From the thread below about static IP addresses, list every step it says the IT team could take if she connects with an ethernet cable.

# Excerpt to read
* * * * * * *

Is a static IP address really the solution?

This won’t solve speed issues… they are talking out their asses.

I agree with others, sometimes you have to play whack a mole with IT so they can rule stuff out. They usually have a checklist they’re following by doing the least effort things first.

We used to recommend static IPs to people who did a lot of business to go… Not sure why but it was required for our program to function more consistently. (Honestly it was a hunk of garbage because they blamed Verizon instead of fixing the actual issue). Unless your IP is rapidly changing the IP I don’t see why it would affect your IT. In my experience slowness to VPN is related to the VPN itself, usually bad files or corruption, having IT reinstall it fixes the issue usually.

Why is this even an issue, why doesn’t she have one of the IT remote into the work computer at home, and fix the issue?

No.

Moving on, is she trying to connect via WiFi or an ethernet cable? If WiFi, it could be an issue with the WiFi card, drivers, or something (like a microwave) causing interference. If ethernet, the IT team should be able to rule out an issue pretty easily using a cable tester, and then could try reinstalling the ethernet driver or checking the switch she is plugged into.

It’s nonsense and not only that you need a business internet to get static IP

  1. It’s bullshit.
  2. Tell her to be careful and on your guard, they might try to upsell her if she pays for their services. My internet provider took a small fee to give me a static ip which I needed for security reasons.

Indeed this. A static IP address would still share the bandwidth with the rest of the devices in the home unless it was on a completely different modem or connection. Some routers allow you to choose what devices get priority traffic so a combination of a DHCP reservation and QoS priority settings would be the direction I would go.

I’d push back a little if the company isn’t going to pony up the extra $20 per month for the upgrade! I doubt this is assigning her PC an IP, they want them to buy a static IP on the internet connection.

This is probably what’s happening. I think it’s shitty to give a fake solution to get you to stop bothering them though. They should just check the settings they can on the laptop and tell you if it’s something with your ISP and instruct you to do it yourself, the fake answer helps nobody.

* * * * * * *

# Extracted entries
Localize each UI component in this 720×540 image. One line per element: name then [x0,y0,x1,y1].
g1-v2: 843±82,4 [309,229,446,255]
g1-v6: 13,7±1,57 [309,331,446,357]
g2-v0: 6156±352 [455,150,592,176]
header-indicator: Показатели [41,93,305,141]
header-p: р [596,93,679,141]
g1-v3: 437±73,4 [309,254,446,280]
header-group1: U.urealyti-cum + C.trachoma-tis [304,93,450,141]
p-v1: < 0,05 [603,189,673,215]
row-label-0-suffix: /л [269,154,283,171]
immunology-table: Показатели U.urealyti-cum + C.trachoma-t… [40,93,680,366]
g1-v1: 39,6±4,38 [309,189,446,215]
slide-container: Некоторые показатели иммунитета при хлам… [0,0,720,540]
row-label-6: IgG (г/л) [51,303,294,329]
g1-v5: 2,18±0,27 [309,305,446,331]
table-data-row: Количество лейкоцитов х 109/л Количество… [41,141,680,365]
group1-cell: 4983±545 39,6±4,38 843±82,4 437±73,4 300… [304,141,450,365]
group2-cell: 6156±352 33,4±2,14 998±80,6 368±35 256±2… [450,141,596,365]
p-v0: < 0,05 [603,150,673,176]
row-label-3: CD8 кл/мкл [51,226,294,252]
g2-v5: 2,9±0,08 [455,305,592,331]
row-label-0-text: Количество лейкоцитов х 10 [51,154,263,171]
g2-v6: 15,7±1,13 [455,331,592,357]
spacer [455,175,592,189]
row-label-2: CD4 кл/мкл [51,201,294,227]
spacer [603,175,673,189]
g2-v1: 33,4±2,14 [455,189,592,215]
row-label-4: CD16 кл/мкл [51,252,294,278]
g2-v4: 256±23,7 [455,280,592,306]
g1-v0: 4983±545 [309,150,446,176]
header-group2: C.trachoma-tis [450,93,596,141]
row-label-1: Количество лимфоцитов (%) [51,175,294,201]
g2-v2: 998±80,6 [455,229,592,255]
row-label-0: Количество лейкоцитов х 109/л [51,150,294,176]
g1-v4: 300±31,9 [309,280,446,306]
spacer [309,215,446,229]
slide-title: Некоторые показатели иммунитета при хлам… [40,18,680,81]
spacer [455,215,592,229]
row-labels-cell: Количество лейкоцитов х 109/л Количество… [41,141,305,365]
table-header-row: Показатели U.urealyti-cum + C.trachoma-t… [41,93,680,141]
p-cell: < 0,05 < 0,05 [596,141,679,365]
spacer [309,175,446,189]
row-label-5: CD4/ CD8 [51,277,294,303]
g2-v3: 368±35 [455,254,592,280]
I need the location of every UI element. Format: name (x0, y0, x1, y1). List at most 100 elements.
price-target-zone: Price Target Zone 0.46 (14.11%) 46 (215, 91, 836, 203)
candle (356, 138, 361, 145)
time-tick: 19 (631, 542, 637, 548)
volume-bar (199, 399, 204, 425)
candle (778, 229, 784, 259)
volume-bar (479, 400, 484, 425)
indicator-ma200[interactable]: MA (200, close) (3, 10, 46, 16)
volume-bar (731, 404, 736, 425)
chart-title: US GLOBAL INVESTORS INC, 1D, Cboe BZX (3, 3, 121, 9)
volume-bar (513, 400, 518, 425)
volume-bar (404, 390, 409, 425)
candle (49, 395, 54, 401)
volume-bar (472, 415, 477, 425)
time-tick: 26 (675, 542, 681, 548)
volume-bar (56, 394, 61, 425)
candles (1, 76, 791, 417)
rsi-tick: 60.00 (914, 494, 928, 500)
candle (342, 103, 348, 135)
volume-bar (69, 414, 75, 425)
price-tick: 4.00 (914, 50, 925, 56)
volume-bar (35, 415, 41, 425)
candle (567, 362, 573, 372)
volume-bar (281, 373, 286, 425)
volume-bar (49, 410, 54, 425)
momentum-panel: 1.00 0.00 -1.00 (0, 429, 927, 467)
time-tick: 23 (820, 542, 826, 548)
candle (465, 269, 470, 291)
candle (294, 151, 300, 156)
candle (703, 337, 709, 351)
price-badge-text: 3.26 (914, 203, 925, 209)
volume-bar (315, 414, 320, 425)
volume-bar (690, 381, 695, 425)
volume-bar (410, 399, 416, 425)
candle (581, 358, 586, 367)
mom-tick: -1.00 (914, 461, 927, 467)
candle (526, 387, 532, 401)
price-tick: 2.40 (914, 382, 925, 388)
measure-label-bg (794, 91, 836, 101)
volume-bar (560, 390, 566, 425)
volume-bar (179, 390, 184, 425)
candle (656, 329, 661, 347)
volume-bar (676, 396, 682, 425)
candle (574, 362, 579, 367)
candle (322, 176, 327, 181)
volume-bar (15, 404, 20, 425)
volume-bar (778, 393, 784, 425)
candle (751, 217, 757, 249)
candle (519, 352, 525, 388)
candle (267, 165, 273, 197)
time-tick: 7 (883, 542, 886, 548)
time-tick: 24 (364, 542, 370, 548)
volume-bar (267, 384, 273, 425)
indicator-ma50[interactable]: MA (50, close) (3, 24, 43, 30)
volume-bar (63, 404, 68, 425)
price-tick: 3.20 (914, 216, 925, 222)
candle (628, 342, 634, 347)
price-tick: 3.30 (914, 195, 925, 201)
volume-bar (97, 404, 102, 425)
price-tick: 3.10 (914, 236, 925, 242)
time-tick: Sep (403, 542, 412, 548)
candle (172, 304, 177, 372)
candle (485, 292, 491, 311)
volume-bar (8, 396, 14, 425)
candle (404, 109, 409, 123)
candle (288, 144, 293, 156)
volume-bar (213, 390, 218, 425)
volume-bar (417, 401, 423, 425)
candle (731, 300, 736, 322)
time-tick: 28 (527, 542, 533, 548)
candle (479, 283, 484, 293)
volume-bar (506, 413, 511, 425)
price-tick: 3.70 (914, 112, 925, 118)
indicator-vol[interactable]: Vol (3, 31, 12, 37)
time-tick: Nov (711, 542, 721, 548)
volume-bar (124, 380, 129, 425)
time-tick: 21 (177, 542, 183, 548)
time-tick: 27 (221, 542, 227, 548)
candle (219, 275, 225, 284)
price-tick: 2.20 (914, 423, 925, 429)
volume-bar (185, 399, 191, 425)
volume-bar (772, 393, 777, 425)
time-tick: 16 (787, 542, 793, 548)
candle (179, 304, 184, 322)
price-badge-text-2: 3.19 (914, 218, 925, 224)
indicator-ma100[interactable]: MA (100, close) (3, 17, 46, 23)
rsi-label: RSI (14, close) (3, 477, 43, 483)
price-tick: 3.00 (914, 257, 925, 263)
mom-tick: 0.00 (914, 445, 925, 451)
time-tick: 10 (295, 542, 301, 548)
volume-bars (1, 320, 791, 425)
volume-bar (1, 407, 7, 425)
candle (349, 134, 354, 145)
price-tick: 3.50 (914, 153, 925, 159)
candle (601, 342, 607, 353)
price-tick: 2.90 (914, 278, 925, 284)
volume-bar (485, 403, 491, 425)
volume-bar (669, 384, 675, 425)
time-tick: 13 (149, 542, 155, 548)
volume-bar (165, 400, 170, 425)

* * * * * * *

# Response below
- Rule out an issue using a cable tester
- Try reinstalling the ethernet driver
- Check the switch she is plugged into